TASK DETAILS
In the data, extract each line that holds the string "this".

INFORMATION SUPPLIED
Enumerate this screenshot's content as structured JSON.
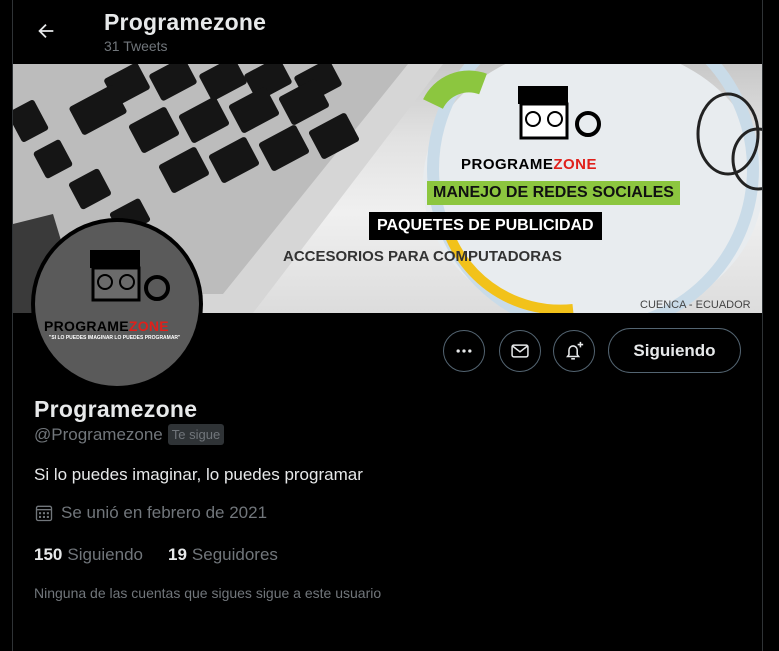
{
  "header": {
    "title": "Programezone",
    "tweet_count": "31 Tweets"
  },
  "banner": {
    "logo_part1": "PROGRAME",
    "logo_part2": "ZONE",
    "line1": "MANEJO DE REDES SOCIALES",
    "line2": "PAQUETES DE PUBLICIDAD",
    "line3": "ACCESORIOS PARA COMPUTADORAS",
    "location": "CUENCA - ECUADOR"
  },
  "avatar": {
    "logo_part1": "PROGRAME",
    "logo_part2": "ZONE",
    "slogan": "\"SI LO PUEDES IMAGINAR LO PUEDES PROGRAMAR\""
  },
  "actions": {
    "follow_label": "Siguiendo",
    "icons": [
      "more-icon",
      "message-icon",
      "notifications-icon"
    ]
  },
  "profile": {
    "name": "Programezone",
    "handle": "@Programezone",
    "follows_you": "Te sigue",
    "bio": "Si lo puedes imaginar, lo puedes programar",
    "joined": "Se unió en febrero de 2021",
    "following_count": "150",
    "following_label": "Siguiendo",
    "followers_count": "19",
    "followers_label": "Seguidores",
    "mutuals_note": "Ninguna de las cuentas que sigues sigue a este usuario"
  },
  "colors": {
    "background": "#000000",
    "text": "#e7e9ea",
    "muted": "#71767b",
    "border": "#536471",
    "banner_green": "#8cc63f",
    "logo_red": "#e0201b"
  }
}
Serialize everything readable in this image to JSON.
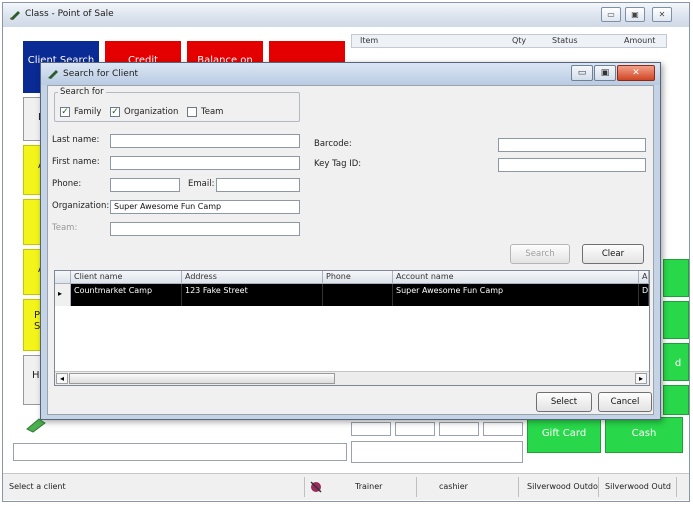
{
  "main_window": {
    "title": "Class - Point of Sale",
    "controls": {
      "minimize": "▭",
      "maximize": "▣",
      "close": "✕"
    },
    "tiles": {
      "client_search": "Client Search",
      "credit": "Credit",
      "balance_on": "Balance on",
      "side_labels": [
        "L",
        "A",
        "P",
        "S",
        "A",
        "Ho"
      ],
      "gift_card": "Gift Card",
      "cash": "Cash",
      "right_edge": "d"
    },
    "line_items_header": {
      "item": "Item",
      "qty": "Qty",
      "status": "Status",
      "amount": "Amount"
    },
    "status_bar": {
      "message": "Select a client",
      "mode": "Trainer",
      "role": "cashier",
      "location1": "Silverwood Outdo",
      "location2": "Silverwood Outd"
    }
  },
  "dialog": {
    "title": "Search for Client",
    "search_for": {
      "legend": "Search for",
      "options": [
        {
          "label": "Family",
          "checked": true
        },
        {
          "label": "Organization",
          "checked": true
        },
        {
          "label": "Team",
          "checked": false
        }
      ]
    },
    "fields": {
      "last_name": {
        "label": "Last name:",
        "value": ""
      },
      "first_name": {
        "label": "First name:",
        "value": ""
      },
      "phone": {
        "label": "Phone:",
        "value": ""
      },
      "email": {
        "label": "Email:",
        "value": ""
      },
      "organization": {
        "label": "Organization:",
        "value": "Super Awesome Fun Camp"
      },
      "team": {
        "label": "Team:",
        "value": ""
      },
      "barcode": {
        "label": "Barcode:",
        "value": ""
      },
      "key_tag_id": {
        "label": "Key Tag ID:",
        "value": ""
      }
    },
    "buttons": {
      "search": "Search",
      "clear": "Clear",
      "select": "Select",
      "cancel": "Cancel"
    },
    "grid": {
      "columns": [
        "Client name",
        "Address",
        "Phone",
        "Account name",
        "A"
      ],
      "rows": [
        [
          "Countmarket Camp",
          "123 Fake Street",
          "",
          "Super Awesome Fun Camp",
          "D"
        ]
      ]
    },
    "scroll_arrows": {
      "left": "◂",
      "right": "▸"
    },
    "row_pointer": "▸"
  }
}
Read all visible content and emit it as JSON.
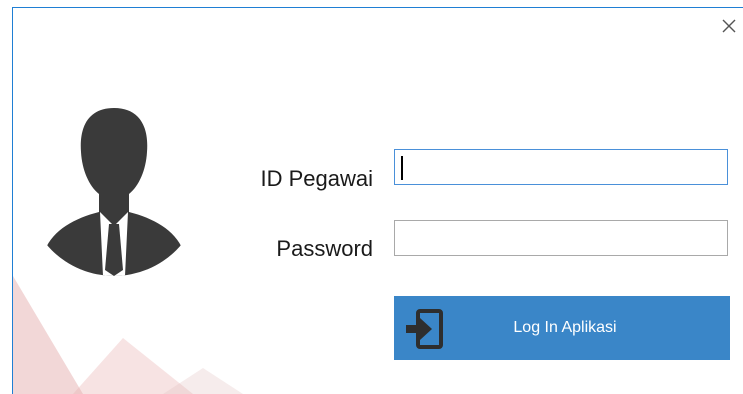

ANSWER IN FULL
Enumerate this screenshot's content as structured JSON.
Serialize everything readable in this image to JSON.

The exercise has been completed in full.